**EXERCISE DETAILS**
Look over the lines below. Report each one that includes the string "ylabel".

[BEGIN]

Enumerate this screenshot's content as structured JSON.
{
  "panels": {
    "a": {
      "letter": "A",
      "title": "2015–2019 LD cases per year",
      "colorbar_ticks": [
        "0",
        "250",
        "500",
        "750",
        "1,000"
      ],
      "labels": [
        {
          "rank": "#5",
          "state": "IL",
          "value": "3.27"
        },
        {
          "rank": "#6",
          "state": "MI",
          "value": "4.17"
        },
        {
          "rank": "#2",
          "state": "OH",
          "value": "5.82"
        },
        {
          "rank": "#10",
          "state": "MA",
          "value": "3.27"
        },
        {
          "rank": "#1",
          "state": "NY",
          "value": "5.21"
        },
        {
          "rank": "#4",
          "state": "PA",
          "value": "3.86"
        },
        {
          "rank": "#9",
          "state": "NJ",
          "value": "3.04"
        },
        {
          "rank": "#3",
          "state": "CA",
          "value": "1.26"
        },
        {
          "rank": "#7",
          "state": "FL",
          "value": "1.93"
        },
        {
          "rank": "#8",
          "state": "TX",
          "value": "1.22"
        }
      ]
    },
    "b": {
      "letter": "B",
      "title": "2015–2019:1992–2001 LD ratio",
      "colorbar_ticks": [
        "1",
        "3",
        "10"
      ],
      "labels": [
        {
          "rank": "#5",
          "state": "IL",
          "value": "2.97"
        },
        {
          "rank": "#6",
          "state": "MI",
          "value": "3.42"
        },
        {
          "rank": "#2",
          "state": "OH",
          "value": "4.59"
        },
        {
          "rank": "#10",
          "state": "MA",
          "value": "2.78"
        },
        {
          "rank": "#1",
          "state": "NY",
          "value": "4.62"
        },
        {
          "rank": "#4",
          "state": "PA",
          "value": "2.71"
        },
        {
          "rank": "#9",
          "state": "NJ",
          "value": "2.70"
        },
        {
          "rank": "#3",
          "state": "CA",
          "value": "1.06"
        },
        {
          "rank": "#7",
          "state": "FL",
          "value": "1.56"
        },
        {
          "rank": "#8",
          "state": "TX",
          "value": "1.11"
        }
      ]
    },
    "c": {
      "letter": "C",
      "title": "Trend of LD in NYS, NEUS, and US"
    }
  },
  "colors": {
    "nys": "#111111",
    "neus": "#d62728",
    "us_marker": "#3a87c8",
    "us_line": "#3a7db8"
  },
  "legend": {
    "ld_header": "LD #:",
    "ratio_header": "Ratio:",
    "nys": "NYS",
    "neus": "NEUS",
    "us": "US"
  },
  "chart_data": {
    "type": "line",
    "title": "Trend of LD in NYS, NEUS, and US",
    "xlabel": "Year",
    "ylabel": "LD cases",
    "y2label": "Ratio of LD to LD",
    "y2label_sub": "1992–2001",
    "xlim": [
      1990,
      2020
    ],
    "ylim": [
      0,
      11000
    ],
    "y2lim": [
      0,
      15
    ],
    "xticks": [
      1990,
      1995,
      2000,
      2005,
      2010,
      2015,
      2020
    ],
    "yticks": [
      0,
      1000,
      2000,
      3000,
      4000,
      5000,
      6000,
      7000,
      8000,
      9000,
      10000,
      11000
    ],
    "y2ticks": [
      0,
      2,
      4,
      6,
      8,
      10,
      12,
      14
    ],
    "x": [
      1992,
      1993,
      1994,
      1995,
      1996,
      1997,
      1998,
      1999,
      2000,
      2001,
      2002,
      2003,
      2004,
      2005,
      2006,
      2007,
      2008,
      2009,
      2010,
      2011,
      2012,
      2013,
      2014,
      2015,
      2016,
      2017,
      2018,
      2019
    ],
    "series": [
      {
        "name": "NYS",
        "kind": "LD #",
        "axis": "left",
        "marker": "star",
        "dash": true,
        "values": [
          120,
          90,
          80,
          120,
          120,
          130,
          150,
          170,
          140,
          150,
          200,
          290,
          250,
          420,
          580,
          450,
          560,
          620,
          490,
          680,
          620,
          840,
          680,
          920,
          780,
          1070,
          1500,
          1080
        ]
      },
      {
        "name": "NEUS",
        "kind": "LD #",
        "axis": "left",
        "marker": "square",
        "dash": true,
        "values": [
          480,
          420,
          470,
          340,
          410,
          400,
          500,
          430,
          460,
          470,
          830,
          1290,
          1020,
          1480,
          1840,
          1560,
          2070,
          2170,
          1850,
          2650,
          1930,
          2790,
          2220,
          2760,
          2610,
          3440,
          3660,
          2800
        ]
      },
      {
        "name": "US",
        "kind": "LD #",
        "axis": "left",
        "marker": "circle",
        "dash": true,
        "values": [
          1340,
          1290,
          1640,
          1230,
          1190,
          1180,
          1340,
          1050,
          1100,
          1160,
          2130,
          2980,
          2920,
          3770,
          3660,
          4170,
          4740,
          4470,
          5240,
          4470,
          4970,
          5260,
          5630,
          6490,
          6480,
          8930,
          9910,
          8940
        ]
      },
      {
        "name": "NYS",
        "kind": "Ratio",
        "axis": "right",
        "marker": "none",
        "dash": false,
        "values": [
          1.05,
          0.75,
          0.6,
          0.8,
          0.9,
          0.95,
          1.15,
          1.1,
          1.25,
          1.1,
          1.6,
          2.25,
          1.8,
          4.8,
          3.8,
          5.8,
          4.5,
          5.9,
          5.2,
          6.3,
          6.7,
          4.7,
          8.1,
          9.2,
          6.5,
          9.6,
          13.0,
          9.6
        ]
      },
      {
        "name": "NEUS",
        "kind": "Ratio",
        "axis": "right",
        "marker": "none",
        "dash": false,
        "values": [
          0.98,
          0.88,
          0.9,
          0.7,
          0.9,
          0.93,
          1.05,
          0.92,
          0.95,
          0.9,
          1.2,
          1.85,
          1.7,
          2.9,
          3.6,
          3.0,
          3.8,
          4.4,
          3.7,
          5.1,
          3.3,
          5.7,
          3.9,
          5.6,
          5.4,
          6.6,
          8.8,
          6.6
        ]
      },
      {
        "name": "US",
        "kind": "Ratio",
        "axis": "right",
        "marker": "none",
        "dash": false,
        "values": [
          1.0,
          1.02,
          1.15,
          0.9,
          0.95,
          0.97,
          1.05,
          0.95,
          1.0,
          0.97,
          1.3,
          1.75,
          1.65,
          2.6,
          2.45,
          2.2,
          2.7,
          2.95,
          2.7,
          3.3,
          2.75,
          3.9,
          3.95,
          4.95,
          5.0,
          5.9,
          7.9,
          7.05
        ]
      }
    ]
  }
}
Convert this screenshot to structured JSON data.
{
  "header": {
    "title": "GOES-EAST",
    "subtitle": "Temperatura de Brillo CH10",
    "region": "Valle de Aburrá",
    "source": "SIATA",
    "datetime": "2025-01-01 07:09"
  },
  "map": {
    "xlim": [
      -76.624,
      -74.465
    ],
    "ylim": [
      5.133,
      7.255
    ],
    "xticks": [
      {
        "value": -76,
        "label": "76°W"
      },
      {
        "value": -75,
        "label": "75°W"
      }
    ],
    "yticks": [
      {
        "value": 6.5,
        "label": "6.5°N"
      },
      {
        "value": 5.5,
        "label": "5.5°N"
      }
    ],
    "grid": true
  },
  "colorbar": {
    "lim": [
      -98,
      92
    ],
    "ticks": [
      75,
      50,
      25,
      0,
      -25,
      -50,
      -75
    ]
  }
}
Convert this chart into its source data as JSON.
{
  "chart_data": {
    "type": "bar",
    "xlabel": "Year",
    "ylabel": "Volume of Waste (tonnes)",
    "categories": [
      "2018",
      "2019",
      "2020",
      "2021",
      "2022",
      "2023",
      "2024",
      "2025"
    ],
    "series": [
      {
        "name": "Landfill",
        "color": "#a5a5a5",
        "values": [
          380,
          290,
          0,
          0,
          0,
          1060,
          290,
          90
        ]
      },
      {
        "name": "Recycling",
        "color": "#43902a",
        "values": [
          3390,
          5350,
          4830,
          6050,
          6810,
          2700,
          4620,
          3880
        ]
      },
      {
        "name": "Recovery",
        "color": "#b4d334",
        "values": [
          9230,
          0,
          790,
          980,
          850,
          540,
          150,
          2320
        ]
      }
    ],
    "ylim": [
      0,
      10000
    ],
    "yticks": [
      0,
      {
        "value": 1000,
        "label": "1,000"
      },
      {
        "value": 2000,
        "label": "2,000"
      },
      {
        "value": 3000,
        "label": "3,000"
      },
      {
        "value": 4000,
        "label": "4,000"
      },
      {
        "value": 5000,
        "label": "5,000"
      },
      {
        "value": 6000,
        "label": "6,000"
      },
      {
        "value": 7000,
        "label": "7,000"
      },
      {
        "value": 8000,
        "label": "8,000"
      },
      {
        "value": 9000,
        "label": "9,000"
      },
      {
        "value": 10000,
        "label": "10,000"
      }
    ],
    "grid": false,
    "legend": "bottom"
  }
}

[END]

**FINAL RESULT**
    "ylabel": "LD cases",
    "ylabel": "Volume of Waste (tonnes)",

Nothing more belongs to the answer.